Data listing:
──────────
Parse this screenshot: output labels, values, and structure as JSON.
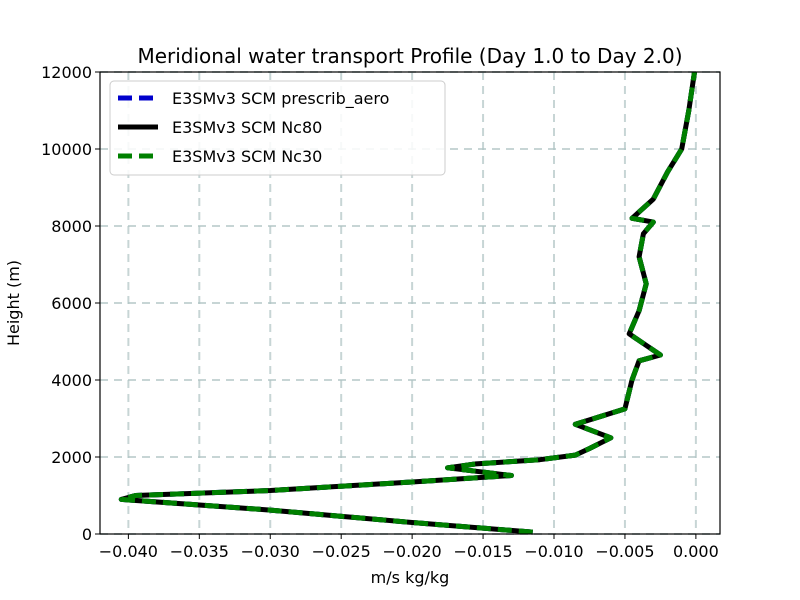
{
  "chart_data": {
    "type": "line",
    "title": "Meridional water transport Profile (Day 1.0 to Day 2.0)",
    "xlabel": "m/s kg/kg",
    "ylabel": "Height (m)",
    "xlim": [
      -0.042,
      0.0017
    ],
    "ylim": [
      0,
      12000
    ],
    "xticks": [
      -0.04,
      -0.035,
      -0.03,
      -0.025,
      -0.02,
      -0.015,
      -0.01,
      -0.005,
      0.0
    ],
    "xtick_labels": [
      "−0.040",
      "−0.035",
      "−0.030",
      "−0.025",
      "−0.020",
      "−0.015",
      "−0.010",
      "−0.005",
      "0.000"
    ],
    "yticks": [
      0,
      2000,
      4000,
      6000,
      8000,
      10000,
      12000
    ],
    "ytick_labels": [
      "0",
      "2000",
      "4000",
      "6000",
      "8000",
      "10000",
      "12000"
    ],
    "grid": true,
    "legend_position": "upper-left",
    "series": [
      {
        "name": "E3SMv3 SCM prescrib_aero",
        "color": "#0000cc",
        "style": "dashed",
        "x": [
          -0.0115,
          -0.02,
          -0.03,
          -0.0405,
          -0.0395,
          -0.03,
          -0.02,
          -0.013,
          -0.0175,
          -0.0155,
          -0.011,
          -0.0085,
          -0.0075,
          -0.006,
          -0.0085,
          -0.005,
          -0.0045,
          -0.004,
          -0.0025,
          -0.0047,
          -0.004,
          -0.0035,
          -0.004,
          -0.0037,
          -0.003,
          -0.0045,
          -0.003,
          -0.002,
          -0.001,
          -0.0005,
          -0.0001
        ],
        "y": [
          50,
          300,
          620,
          900,
          1000,
          1130,
          1350,
          1520,
          1720,
          1820,
          1930,
          2050,
          2220,
          2500,
          2850,
          3250,
          4000,
          4500,
          4650,
          5200,
          5800,
          6500,
          7200,
          7800,
          8100,
          8200,
          8700,
          9400,
          10000,
          11000,
          12000
        ]
      },
      {
        "name": "E3SMv3 SCM Nc80",
        "color": "#000000",
        "style": "solid",
        "x": [
          -0.0115,
          -0.02,
          -0.03,
          -0.0405,
          -0.0395,
          -0.03,
          -0.02,
          -0.013,
          -0.0175,
          -0.0155,
          -0.011,
          -0.0085,
          -0.0075,
          -0.006,
          -0.0085,
          -0.005,
          -0.0045,
          -0.004,
          -0.0025,
          -0.0047,
          -0.004,
          -0.0035,
          -0.004,
          -0.0037,
          -0.003,
          -0.0045,
          -0.003,
          -0.002,
          -0.001,
          -0.0005,
          -0.0001
        ],
        "y": [
          50,
          300,
          620,
          900,
          1000,
          1130,
          1350,
          1520,
          1720,
          1820,
          1930,
          2050,
          2220,
          2500,
          2850,
          3250,
          4000,
          4500,
          4650,
          5200,
          5800,
          6500,
          7200,
          7800,
          8100,
          8200,
          8700,
          9400,
          10000,
          11000,
          12000
        ]
      },
      {
        "name": "E3SMv3 SCM Nc30",
        "color": "#008000",
        "style": "dashed",
        "x": [
          -0.0115,
          -0.02,
          -0.03,
          -0.0405,
          -0.0395,
          -0.03,
          -0.02,
          -0.013,
          -0.0175,
          -0.0155,
          -0.011,
          -0.0085,
          -0.0075,
          -0.006,
          -0.0085,
          -0.005,
          -0.0045,
          -0.004,
          -0.0025,
          -0.0047,
          -0.004,
          -0.0035,
          -0.004,
          -0.0037,
          -0.003,
          -0.0045,
          -0.003,
          -0.002,
          -0.001,
          -0.0005,
          -0.0001
        ],
        "y": [
          50,
          300,
          620,
          900,
          1000,
          1130,
          1350,
          1520,
          1720,
          1820,
          1930,
          2050,
          2220,
          2500,
          2850,
          3250,
          4000,
          4500,
          4650,
          5200,
          5800,
          6500,
          7200,
          7800,
          8100,
          8200,
          8700,
          9400,
          10000,
          11000,
          12000
        ]
      }
    ]
  }
}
──────────
__Task details__: Copy each line exactly, and leave the pictures out of your copy.

__Response to the task__:
Parse this screenshot: output labels, values, and structure as JSON.
{
  "chart_data": {
    "type": "line",
    "title": "Meridional water transport Profile (Day 1.0 to Day 2.0)",
    "xlabel": "m/s kg/kg",
    "ylabel": "Height (m)",
    "xlim": [
      -0.042,
      0.0017
    ],
    "ylim": [
      0,
      12000
    ],
    "xticks": [
      -0.04,
      -0.035,
      -0.03,
      -0.025,
      -0.02,
      -0.015,
      -0.01,
      -0.005,
      0.0
    ],
    "xtick_labels": [
      "−0.040",
      "−0.035",
      "−0.030",
      "−0.025",
      "−0.020",
      "−0.015",
      "−0.010",
      "−0.005",
      "0.000"
    ],
    "yticks": [
      0,
      2000,
      4000,
      6000,
      8000,
      10000,
      12000
    ],
    "ytick_labels": [
      "0",
      "2000",
      "4000",
      "6000",
      "8000",
      "10000",
      "12000"
    ],
    "grid": true,
    "legend_position": "upper-left",
    "series": [
      {
        "name": "E3SMv3 SCM prescrib_aero",
        "color": "#0000cc",
        "style": "dashed",
        "x": [
          -0.0115,
          -0.02,
          -0.03,
          -0.0405,
          -0.0395,
          -0.03,
          -0.02,
          -0.013,
          -0.0175,
          -0.0155,
          -0.011,
          -0.0085,
          -0.0075,
          -0.006,
          -0.0085,
          -0.005,
          -0.0045,
          -0.004,
          -0.0025,
          -0.0047,
          -0.004,
          -0.0035,
          -0.004,
          -0.0037,
          -0.003,
          -0.0045,
          -0.003,
          -0.002,
          -0.001,
          -0.0005,
          -0.0001
        ],
        "y": [
          50,
          300,
          620,
          900,
          1000,
          1130,
          1350,
          1520,
          1720,
          1820,
          1930,
          2050,
          2220,
          2500,
          2850,
          3250,
          4000,
          4500,
          4650,
          5200,
          5800,
          6500,
          7200,
          7800,
          8100,
          8200,
          8700,
          9400,
          10000,
          11000,
          12000
        ]
      },
      {
        "name": "E3SMv3 SCM Nc80",
        "color": "#000000",
        "style": "solid",
        "x": [
          -0.0115,
          -0.02,
          -0.03,
          -0.0405,
          -0.0395,
          -0.03,
          -0.02,
          -0.013,
          -0.0175,
          -0.0155,
          -0.011,
          -0.0085,
          -0.0075,
          -0.006,
          -0.0085,
          -0.005,
          -0.0045,
          -0.004,
          -0.0025,
          -0.0047,
          -0.004,
          -0.0035,
          -0.004,
          -0.0037,
          -0.003,
          -0.0045,
          -0.003,
          -0.002,
          -0.001,
          -0.0005,
          -0.0001
        ],
        "y": [
          50,
          300,
          620,
          900,
          1000,
          1130,
          1350,
          1520,
          1720,
          1820,
          1930,
          2050,
          2220,
          2500,
          2850,
          3250,
          4000,
          4500,
          4650,
          5200,
          5800,
          6500,
          7200,
          7800,
          8100,
          8200,
          8700,
          9400,
          10000,
          11000,
          12000
        ]
      },
      {
        "name": "E3SMv3 SCM Nc30",
        "color": "#008000",
        "style": "dashed",
        "x": [
          -0.0115,
          -0.02,
          -0.03,
          -0.0405,
          -0.0395,
          -0.03,
          -0.02,
          -0.013,
          -0.0175,
          -0.0155,
          -0.011,
          -0.0085,
          -0.0075,
          -0.006,
          -0.0085,
          -0.005,
          -0.0045,
          -0.004,
          -0.0025,
          -0.0047,
          -0.004,
          -0.0035,
          -0.004,
          -0.0037,
          -0.003,
          -0.0045,
          -0.003,
          -0.002,
          -0.001,
          -0.0005,
          -0.0001
        ],
        "y": [
          50,
          300,
          620,
          900,
          1000,
          1130,
          1350,
          1520,
          1720,
          1820,
          1930,
          2050,
          2220,
          2500,
          2850,
          3250,
          4000,
          4500,
          4650,
          5200,
          5800,
          6500,
          7200,
          7800,
          8100,
          8200,
          8700,
          9400,
          10000,
          11000,
          12000
        ]
      }
    ]
  }
}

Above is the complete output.